== WHAT TO WORK ON ==
Pictures within the data are to be left out; everything else must be reproduced exactly.

== RECORD EXTRACTS ==

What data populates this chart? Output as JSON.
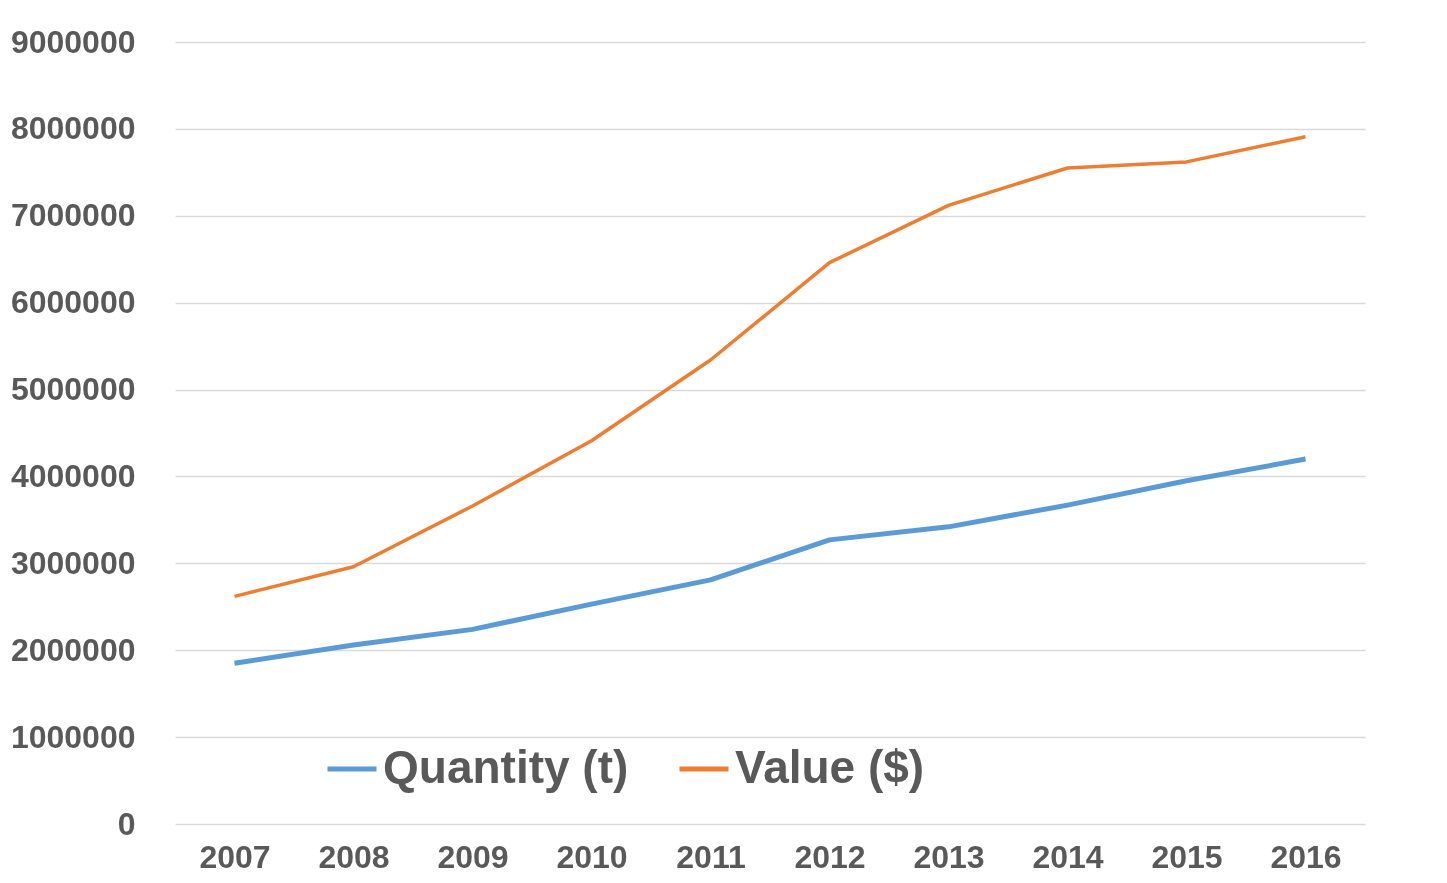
{
  "chart_data": {
    "type": "line",
    "categories": [
      "2007",
      "2008",
      "2009",
      "2010",
      "2011",
      "2012",
      "2013",
      "2014",
      "2015",
      "2016"
    ],
    "series": [
      {
        "name": "Quantity (t)",
        "color": "#5b9bd5",
        "values": [
          1850000,
          2060000,
          2240000,
          2530000,
          2810000,
          3270000,
          3420000,
          3670000,
          3950000,
          4200000
        ]
      },
      {
        "name": "Value ($)",
        "color": "#ed7d31",
        "values": [
          2620000,
          2960000,
          3660000,
          4410000,
          5340000,
          6460000,
          7120000,
          7550000,
          7620000,
          7910000
        ]
      }
    ],
    "ylim": [
      0,
      9000000
    ],
    "yticks": [
      0,
      1000000,
      2000000,
      3000000,
      4000000,
      5000000,
      6000000,
      7000000,
      8000000,
      9000000
    ],
    "grid": "y",
    "legend": "bottom",
    "marker": "none",
    "line_style": "solid"
  }
}
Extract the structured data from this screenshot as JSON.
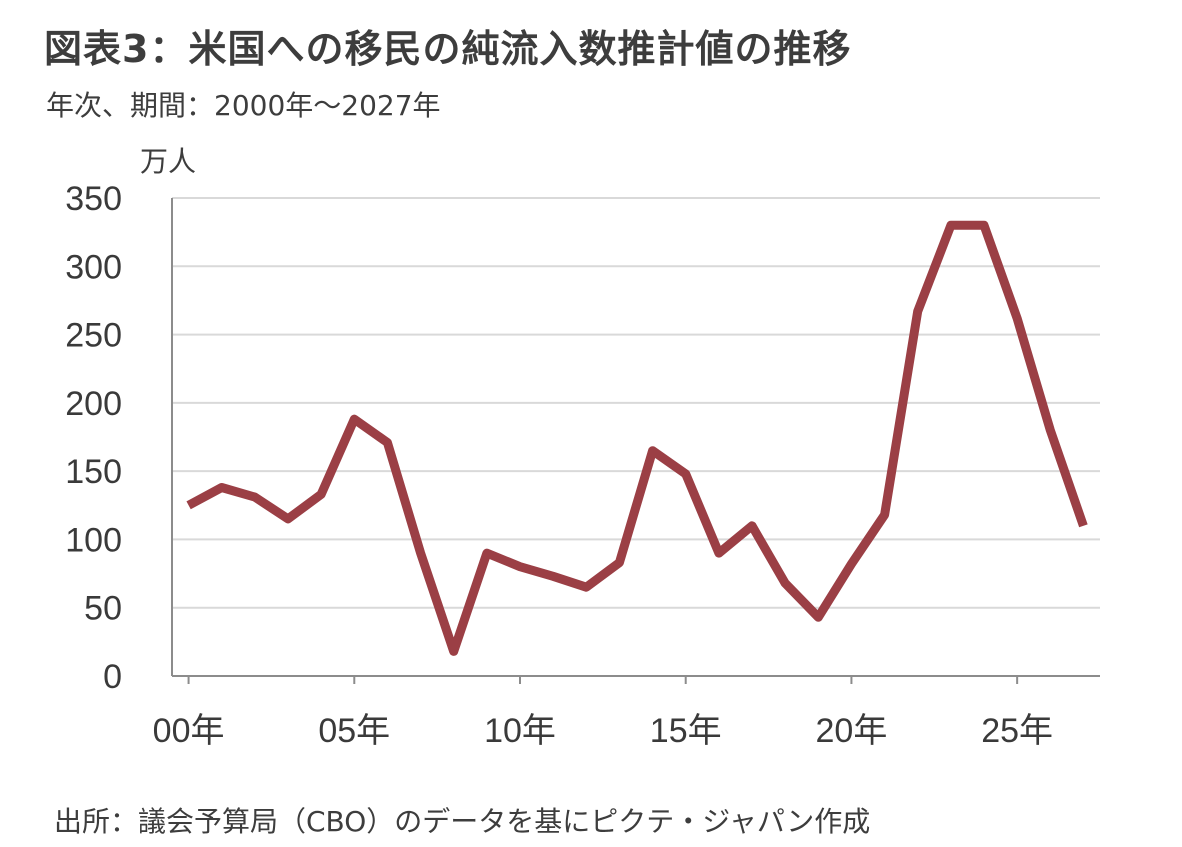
{
  "header": {
    "title": "図表3：米国への移民の純流入数推計値の推移",
    "subtitle": "年次、期間：2000年～2027年",
    "unit_label": "万人"
  },
  "footer": {
    "source": "出所：議会予算局（CBO）のデータを基にピクテ・ジャパン作成"
  },
  "chart_data": {
    "type": "line",
    "title": "図表3：米国への移民の純流入数推計値の推移",
    "subtitle": "年次、期間：2000年～2027年",
    "ylabel": "万人",
    "xlabel": "",
    "ylim": [
      0,
      350
    ],
    "yticks": [
      0,
      50,
      100,
      150,
      200,
      250,
      300,
      350
    ],
    "xlim": [
      2000,
      2027
    ],
    "xticks": [
      {
        "value": 2000,
        "label": "00年"
      },
      {
        "value": 2005,
        "label": "05年"
      },
      {
        "value": 2010,
        "label": "10年"
      },
      {
        "value": 2015,
        "label": "15年"
      },
      {
        "value": 2020,
        "label": "20年"
      },
      {
        "value": 2025,
        "label": "25年"
      }
    ],
    "grid": true,
    "x": [
      2000,
      2001,
      2002,
      2003,
      2004,
      2005,
      2006,
      2007,
      2008,
      2009,
      2010,
      2011,
      2012,
      2013,
      2014,
      2015,
      2016,
      2017,
      2018,
      2019,
      2020,
      2021,
      2022,
      2023,
      2024,
      2025,
      2026,
      2027
    ],
    "series": [
      {
        "values": [
          125,
          138,
          131,
          115,
          133,
          188,
          171,
          90,
          18,
          90,
          80,
          73,
          65,
          83,
          165,
          148,
          90,
          110,
          68,
          43,
          82,
          118,
          267,
          330,
          330,
          262,
          180,
          110
        ],
        "color": "#9b3f45"
      }
    ],
    "colors": {
      "line": "#9b3f45",
      "grid": "#d9d9d9",
      "axis": "#8c8c8c"
    }
  }
}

== REPLY ==
What data populates this chart? Output as JSON.
{
  "chart_data": {
    "type": "line",
    "categories": [
      "2007",
      "2008",
      "2009",
      "2010",
      "2011",
      "2012",
      "2013",
      "2014",
      "2015",
      "2016"
    ],
    "series": [
      {
        "name": "Quantity (t)",
        "color": "#5b9bd5",
        "values": [
          1850000,
          2060000,
          2240000,
          2530000,
          2810000,
          3270000,
          3420000,
          3670000,
          3950000,
          4200000
        ]
      },
      {
        "name": "Value ($)",
        "color": "#ed7d31",
        "values": [
          2620000,
          2960000,
          3660000,
          4410000,
          5340000,
          6460000,
          7120000,
          7550000,
          7620000,
          7910000
        ]
      }
    ],
    "ylim": [
      0,
      9000000
    ],
    "yticks": [
      0,
      1000000,
      2000000,
      3000000,
      4000000,
      5000000,
      6000000,
      7000000,
      8000000,
      9000000
    ],
    "grid": "y",
    "legend": "bottom",
    "marker": "none",
    "line_style": "solid"
  }
}
Extract the structured data from this screenshot as JSON.
{
  "header": {
    "title": "図表3：米国への移民の純流入数推計値の推移",
    "subtitle": "年次、期間：2000年～2027年",
    "unit_label": "万人"
  },
  "footer": {
    "source": "出所：議会予算局（CBO）のデータを基にピクテ・ジャパン作成"
  },
  "chart_data": {
    "type": "line",
    "title": "図表3：米国への移民の純流入数推計値の推移",
    "subtitle": "年次、期間：2000年～2027年",
    "ylabel": "万人",
    "xlabel": "",
    "ylim": [
      0,
      350
    ],
    "yticks": [
      0,
      50,
      100,
      150,
      200,
      250,
      300,
      350
    ],
    "xlim": [
      2000,
      2027
    ],
    "xticks": [
      {
        "value": 2000,
        "label": "00年"
      },
      {
        "value": 2005,
        "label": "05年"
      },
      {
        "value": 2010,
        "label": "10年"
      },
      {
        "value": 2015,
        "label": "15年"
      },
      {
        "value": 2020,
        "label": "20年"
      },
      {
        "value": 2025,
        "label": "25年"
      }
    ],
    "grid": true,
    "x": [
      2000,
      2001,
      2002,
      2003,
      2004,
      2005,
      2006,
      2007,
      2008,
      2009,
      2010,
      2011,
      2012,
      2013,
      2014,
      2015,
      2016,
      2017,
      2018,
      2019,
      2020,
      2021,
      2022,
      2023,
      2024,
      2025,
      2026,
      2027
    ],
    "series": [
      {
        "values": [
          125,
          138,
          131,
          115,
          133,
          188,
          171,
          90,
          18,
          90,
          80,
          73,
          65,
          83,
          165,
          148,
          90,
          110,
          68,
          43,
          82,
          118,
          267,
          330,
          330,
          262,
          180,
          110
        ],
        "color": "#9b3f45"
      }
    ],
    "colors": {
      "line": "#9b3f45",
      "grid": "#d9d9d9",
      "axis": "#8c8c8c"
    }
  }
}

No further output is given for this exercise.